Rows from a dataset
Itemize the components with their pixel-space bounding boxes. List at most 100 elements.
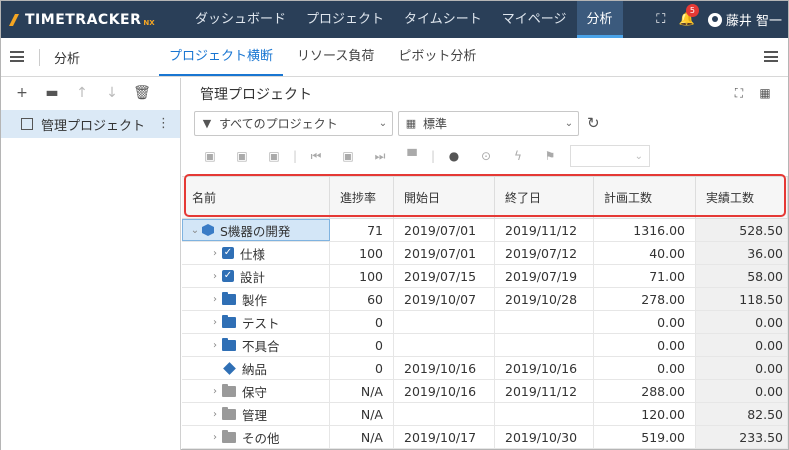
cell-start-date[interactable] — [394, 311, 495, 333]
app-logo[interactable]: TIMETRACKER NX — [7, 10, 155, 30]
toolbar-dropdown[interactable]: ⌄ — [570, 145, 650, 167]
cell-name[interactable]: › ✓ 仕様 — [182, 242, 330, 264]
cell-start-date[interactable]: 2019/10/07 — [394, 288, 495, 310]
chevron-right-icon[interactable]: › — [208, 271, 222, 282]
table-row[interactable]: 納品 0 2019/10/16 2019/10/16 0.00 0.00 — [182, 357, 788, 380]
folder-icon[interactable]: ▬ — [37, 85, 67, 101]
cell-end-date[interactable]: 2019/10/28 — [495, 288, 594, 310]
chevron-right-icon[interactable]: › — [208, 317, 222, 328]
chevron-right-icon[interactable]: › — [208, 409, 222, 420]
user-name[interactable]: 藤井 智一 — [726, 10, 782, 29]
cell-progress[interactable]: 71 — [330, 219, 394, 241]
calendar-icon[interactable]: ▦ — [752, 86, 778, 101]
cell-start-date[interactable]: 2019/10/17 — [394, 426, 495, 448]
cell-actual-hours[interactable]: 528.50 — [696, 219, 788, 241]
table-row[interactable]: › テスト 0 0.00 0.00 — [182, 311, 788, 334]
cell-planned-hours[interactable]: 0.00 — [594, 311, 696, 333]
table-row[interactable]: ⌄ S機器の開発 71 2019/07/01 2019/11/12 1316.00 528.… — [182, 219, 788, 242]
last-icon[interactable]: ⏭ — [364, 149, 396, 164]
cell-progress[interactable]: N/A — [330, 380, 394, 402]
collapse-icon[interactable]: ▀ — [396, 149, 428, 163]
table-row[interactable]: › ✓ 仕様 100 2019/07/01 2019/07/12 40.00 36.00 — [182, 242, 788, 265]
tab-cross-project[interactable]: プロジェクト横断 — [159, 38, 284, 76]
chevron-right-icon[interactable]: › — [208, 340, 222, 351]
nav-analysis[interactable]: 分析 — [576, 1, 623, 38]
refresh-icon[interactable]: ↻ — [587, 114, 600, 132]
cell-actual-hours[interactable]: 0.00 — [696, 334, 788, 356]
add-icon[interactable]: + — [7, 85, 37, 101]
nav-dashboard[interactable]: ダッシュボード — [185, 1, 296, 38]
cell-actual-hours[interactable]: 118.50 — [696, 288, 788, 310]
cell-end-date[interactable] — [495, 334, 594, 356]
cell-progress[interactable]: 100 — [330, 265, 394, 287]
download-icon[interactable]: ⊙ — [470, 149, 502, 163]
chevron-down-icon[interactable]: ⌄ — [188, 225, 202, 236]
cell-planned-hours[interactable]: 278.00 — [594, 288, 696, 310]
cell-actual-hours[interactable]: 0.00 — [696, 311, 788, 333]
tab-resource-load[interactable]: リソース負荷 — [287, 38, 384, 76]
table-row[interactable]: › 管理 N/A 120.00 82.50 — [182, 403, 788, 426]
first-icon[interactable]: ⏮ — [300, 149, 332, 164]
expand-icon[interactable]: ⛶ — [726, 86, 752, 101]
cell-name[interactable]: › テスト — [182, 311, 330, 333]
cell-name[interactable]: › 管理 — [182, 403, 330, 425]
cell-start-date[interactable]: 2019/07/15 — [394, 265, 495, 287]
cell-name[interactable]: › 不具合 — [182, 334, 330, 356]
tab-pivot-analysis[interactable]: ピボット分析 — [388, 38, 486, 76]
today-icon[interactable]: ▣ — [332, 149, 364, 163]
cell-end-date[interactable]: 2019/07/12 — [495, 242, 594, 264]
move-up-icon[interactable]: ↑ — [67, 85, 97, 101]
cell-end-date[interactable]: 2019/11/12 — [495, 380, 594, 402]
notification-bell-icon[interactable]: 🔔 5 — [674, 4, 700, 27]
left-item-management-project[interactable]: 管理プロジェクト ⋮ — [1, 110, 180, 138]
cell-actual-hours[interactable]: 0.00 — [696, 380, 788, 402]
cell-end-date[interactable] — [495, 311, 594, 333]
nav-project[interactable]: プロジェクト — [296, 1, 394, 38]
list-menu-icon[interactable] — [764, 51, 778, 63]
cell-name[interactable]: › 保守 — [182, 380, 330, 402]
table-row[interactable]: › 不具合 0 0.00 0.00 — [182, 334, 788, 357]
cell-end-date[interactable] — [495, 403, 594, 425]
cell-progress[interactable]: 60 — [330, 288, 394, 310]
trash-icon[interactable]: 🗑 — [127, 85, 157, 101]
calendar-1-icon[interactable]: ▣ — [194, 149, 226, 163]
cell-start-date[interactable]: 2019/10/16 — [394, 357, 495, 379]
chevron-right-icon[interactable]: › — [208, 386, 222, 397]
cell-planned-hours[interactable]: 120.00 — [594, 403, 696, 425]
cell-start-date[interactable]: 2019/07/01 — [394, 242, 495, 264]
cell-planned-hours[interactable]: 0.00 — [594, 334, 696, 356]
calendar-31-icon[interactable]: ▣ — [258, 149, 290, 163]
cell-progress[interactable]: N/A — [330, 426, 394, 448]
move-down-icon[interactable]: ↓ — [97, 85, 127, 101]
cell-planned-hours[interactable]: 519.00 — [594, 426, 696, 448]
table-row[interactable]: › ✓ 設計 100 2019/07/15 2019/07/19 71.00 58.00 — [182, 265, 788, 288]
cell-planned-hours[interactable]: 1316.00 — [594, 219, 696, 241]
cell-progress[interactable]: 100 — [330, 242, 394, 264]
cell-actual-hours[interactable]: 0.00 — [696, 357, 788, 379]
project-filter-select[interactable]: ▼ すべてのプロジェクト ⌄ — [194, 111, 393, 136]
cell-actual-hours[interactable]: 233.50 — [696, 426, 788, 448]
table-row[interactable]: › その他 N/A 2019/10/17 2019/10/30 519.00 233.50 — [182, 426, 788, 449]
calendar-7-icon[interactable]: ▣ — [226, 149, 258, 163]
hamburger-menu-icon[interactable] — [10, 51, 24, 62]
cell-name[interactable]: 納品 — [182, 357, 330, 379]
cell-planned-hours[interactable]: 288.00 — [594, 380, 696, 402]
kebab-menu-icon[interactable]: ⋮ — [157, 116, 170, 131]
cell-actual-hours[interactable]: 58.00 — [696, 265, 788, 287]
lightning-icon[interactable]: ϟ — [502, 149, 534, 163]
cell-name[interactable]: › ✓ 設計 — [182, 265, 330, 287]
cell-end-date[interactable]: 2019/11/12 — [495, 219, 594, 241]
table-row[interactable]: › 保守 N/A 2019/10/16 2019/11/12 288.00 0.00 — [182, 380, 788, 403]
cell-progress[interactable]: 0 — [330, 311, 394, 333]
cell-name[interactable]: › 製作 — [182, 288, 330, 310]
flag-icon[interactable]: ⚑ — [534, 149, 566, 163]
cell-progress[interactable]: 0 — [330, 334, 394, 356]
nav-timesheet[interactable]: タイムシート — [394, 1, 492, 38]
user-avatar-icon[interactable] — [707, 12, 722, 27]
cell-progress[interactable]: 0 — [330, 357, 394, 379]
cell-name[interactable]: › その他 — [182, 426, 330, 448]
pin-icon[interactable]: ● — [438, 149, 470, 163]
fullscreen-icon[interactable]: ⛶ — [648, 12, 674, 27]
nav-mypage[interactable]: マイページ — [492, 1, 577, 38]
cell-end-date[interactable]: 2019/07/19 — [495, 265, 594, 287]
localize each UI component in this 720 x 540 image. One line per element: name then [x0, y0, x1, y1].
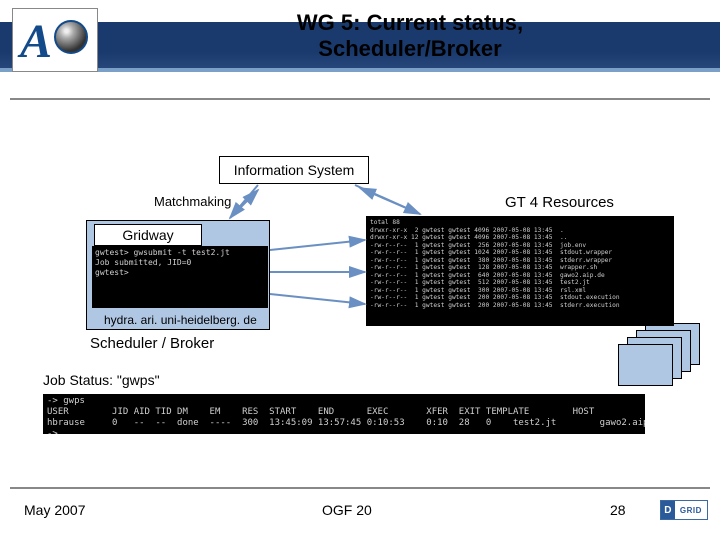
footer-date: May 2007 [24, 502, 85, 518]
logo-letter: A [20, 14, 52, 69]
slide-logo: A [12, 8, 98, 72]
dgrid-logo-grid: GRID [675, 506, 707, 515]
job-status-label: Job Status: "gwps" [43, 372, 160, 388]
divider-top [10, 98, 710, 100]
resource-box [618, 344, 673, 386]
terminal-submit: gwtest> gwsubmit -t test2.jt Job submitt… [92, 246, 268, 308]
dgrid-logo-d: D [661, 505, 675, 516]
hydra-hostname: hydra. ari. uni-heidelberg. de [104, 313, 257, 327]
page-number: 28 [610, 502, 626, 518]
divider-bottom [10, 487, 710, 489]
terminal-gwps: -> gwps USER JID AID TID DM EM RES START… [43, 394, 645, 434]
globe-icon [54, 20, 88, 54]
dgrid-logo: D GRID [660, 500, 708, 520]
gridway-box: Gridway [94, 224, 202, 246]
slide-title: WG 5: Current status, Scheduler/Broker [120, 10, 700, 62]
matchmaking-label: Matchmaking [154, 194, 231, 209]
terminal-listing: total 88 drwxr-xr-x 2 gwtest gwtest 4096… [366, 216, 674, 326]
footer-event: OGF 20 [322, 502, 372, 518]
header-strip [0, 68, 720, 72]
info-system-box: Information System [219, 156, 369, 184]
scheduler-broker-label: Scheduler / Broker [90, 335, 214, 352]
gt4-label: GT 4 Resources [505, 194, 614, 211]
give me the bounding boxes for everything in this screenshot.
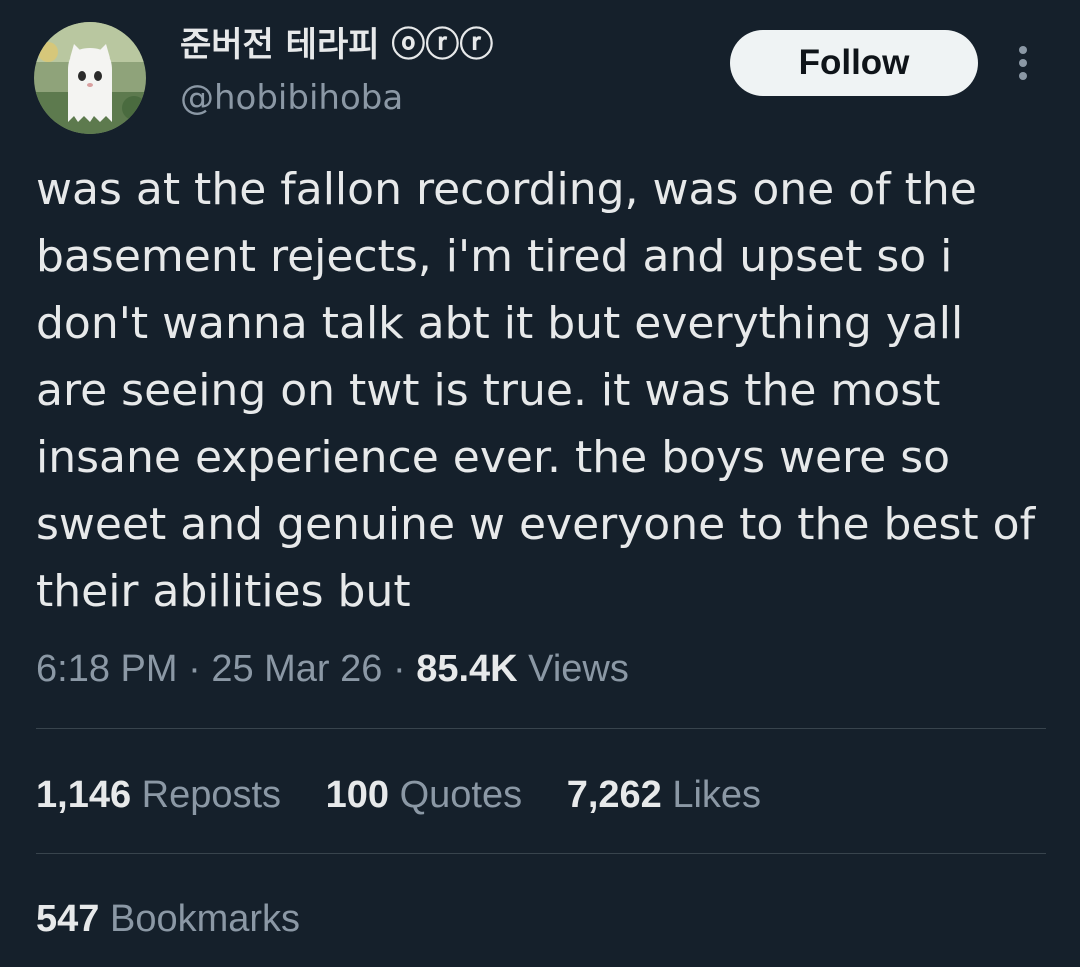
more-vertical-icon[interactable] [1008, 42, 1038, 84]
tweet-text: was at the fallon recording, was one of … [36, 164, 1036, 617]
bookmarks-stat[interactable]: 547 Bookmarks [36, 894, 300, 944]
divider [36, 853, 1046, 854]
more-dot [1019, 46, 1027, 54]
views-label: Views [528, 648, 629, 690]
follow-button[interactable]: Follow [730, 30, 978, 96]
quotes-stat[interactable]: 100 Quotes [326, 770, 523, 820]
likes-stat[interactable]: 7,262 Likes [567, 770, 761, 820]
more-dot [1019, 59, 1027, 67]
avatar[interactable] [34, 22, 146, 134]
views-count: 85.4K [416, 648, 518, 690]
reposts-count: 1,146 [36, 774, 132, 816]
ghost-plush-avatar-icon [34, 22, 146, 134]
likes-count: 7,262 [566, 774, 662, 816]
more-dot [1019, 72, 1027, 80]
meta-separator: · [188, 648, 201, 690]
likes-label: Likes [672, 774, 762, 816]
divider [36, 728, 1046, 729]
author-display-name[interactable]: 준버전 테라피 ⓞⓡⓡ [180, 22, 493, 68]
reposts-label: Reposts [141, 774, 282, 816]
author-handle[interactable]: @hobibihoba [180, 76, 403, 120]
tweet-meta: 6:18 PM · 25 Mar 26 · 85.4K Views [36, 644, 629, 694]
tweet-time[interactable]: 6:18 PM [36, 648, 178, 690]
meta-separator: · [392, 648, 406, 690]
tweet-date[interactable]: 25 Mar 26 [211, 648, 382, 690]
quotes-count: 100 [325, 774, 390, 816]
quotes-label: Quotes [399, 774, 523, 816]
bookmarks-count: 547 [36, 898, 100, 940]
engagement-stats: 1,146 Reposts 100 Quotes 7,262 Likes [36, 770, 795, 820]
reposts-stat[interactable]: 1,146 Reposts [36, 770, 281, 820]
bookmarks-label: Bookmarks [109, 898, 301, 940]
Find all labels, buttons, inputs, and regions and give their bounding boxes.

EXERCISE DETAILS
Format the part of the rows above that opens with the line containing "cell-start-date[interactable] — [394, 311, 495, 333]" and closes with the line containing "cell-actual-hours[interactable]: 0.00 — [696, 311, 788, 333]" as a JSON list of strings, one string per line, with blank lines left out.

THE REPLY
[
  "cell-start-date[interactable] — [394, 311, 495, 333]",
  "app-logo[interactable]: TIMETRACKER NX — [7, 10, 155, 30]",
  "toolbar-dropdown[interactable]: ⌄ — [570, 145, 650, 167]",
  "cell-name[interactable]: › ✓ 仕様 — [182, 242, 330, 264]",
  "cell-start-date[interactable]: 2019/10/07 — [394, 288, 495, 310]",
  "chevron-right-icon[interactable]: › — [208, 271, 222, 282]",
  "table-row[interactable]: 納品 0 2019/10/16 2019/10/16 0.00 0.00 — [182, 357, 788, 380]",
  "folder-icon[interactable]: ▬ — [37, 85, 67, 101]",
  "cell-end-date[interactable]: 2019/10/28 — [495, 288, 594, 310]",
  "chevron-right-icon[interactable]: › — [208, 317, 222, 328]",
  "chevron-right-icon[interactable]: › — [208, 409, 222, 420]",
  "user-name[interactable]: 藤井 智一 — [726, 10, 782, 29]",
  "cell-progress[interactable]: 71 — [330, 219, 394, 241]",
  "calendar-icon[interactable]: ▦ — [752, 86, 778, 101]",
  "cell-start-date[interactable]: 2019/10/17 — [394, 426, 495, 448]",
  "cell-actual-hours[interactable]: 528.50 — [696, 219, 788, 241]",
  "table-row[interactable]: › テスト 0 0.00 0.00 — [182, 311, 788, 334]",
  "cell-planned-hours[interactable]: 0.00 — [594, 311, 696, 333]",
  "table-row[interactable]: ⌄ S機器の開発 71 2019/07/01 2019/11/12 1316.00 528.… — [182, 219, 788, 242]",
  "last-icon[interactable]: ⏭ — [364, 149, 396, 164]",
  "cell-progress[interactable]: N/A — [330, 380, 394, 402]",
  "collapse-icon[interactable]: ▀ — [396, 149, 428, 163]",
  "table-row[interactable]: › ✓ 仕様 100 2019/07/01 2019/07/12 40.00 36.00 — [182, 242, 788, 265]",
  "tab-cross-project[interactable]: プロジェクト横断 — [159, 38, 284, 76]",
  "chevron-right-icon[interactable]: › — [208, 340, 222, 351]",
  "nav-analysis[interactable]: 分析 — [576, 1, 623, 38]",
  "refresh-icon[interactable]: ↻ — [587, 114, 600, 132]",
  "cell-actual-hours[interactable]: 0.00 — [696, 334, 788, 356]",
  "add-icon[interactable]: + — [7, 85, 37, 101]",
  "nav-dashboard[interactable]: ダッシュボード — [185, 1, 296, 38]",
  "cell-actual-hours[interactable]: 118.50 — [696, 288, 788, 310]",
  "cell-end-date[interactable] — [495, 334, 594, 356]",
  "cell-progress[interactable]: 100 — [330, 265, 394, 287]",
  "download-icon[interactable]: ⊙ — [470, 149, 502, 163]",
  "chevron-down-icon[interactable]: ⌄ — [188, 225, 202, 236]",
  "cell-planned-hours[interactable]: 278.00 — [594, 288, 696, 310]",
  "cell-actual-hours[interactable]: 0.00 — [696, 311, 788, 333]"
]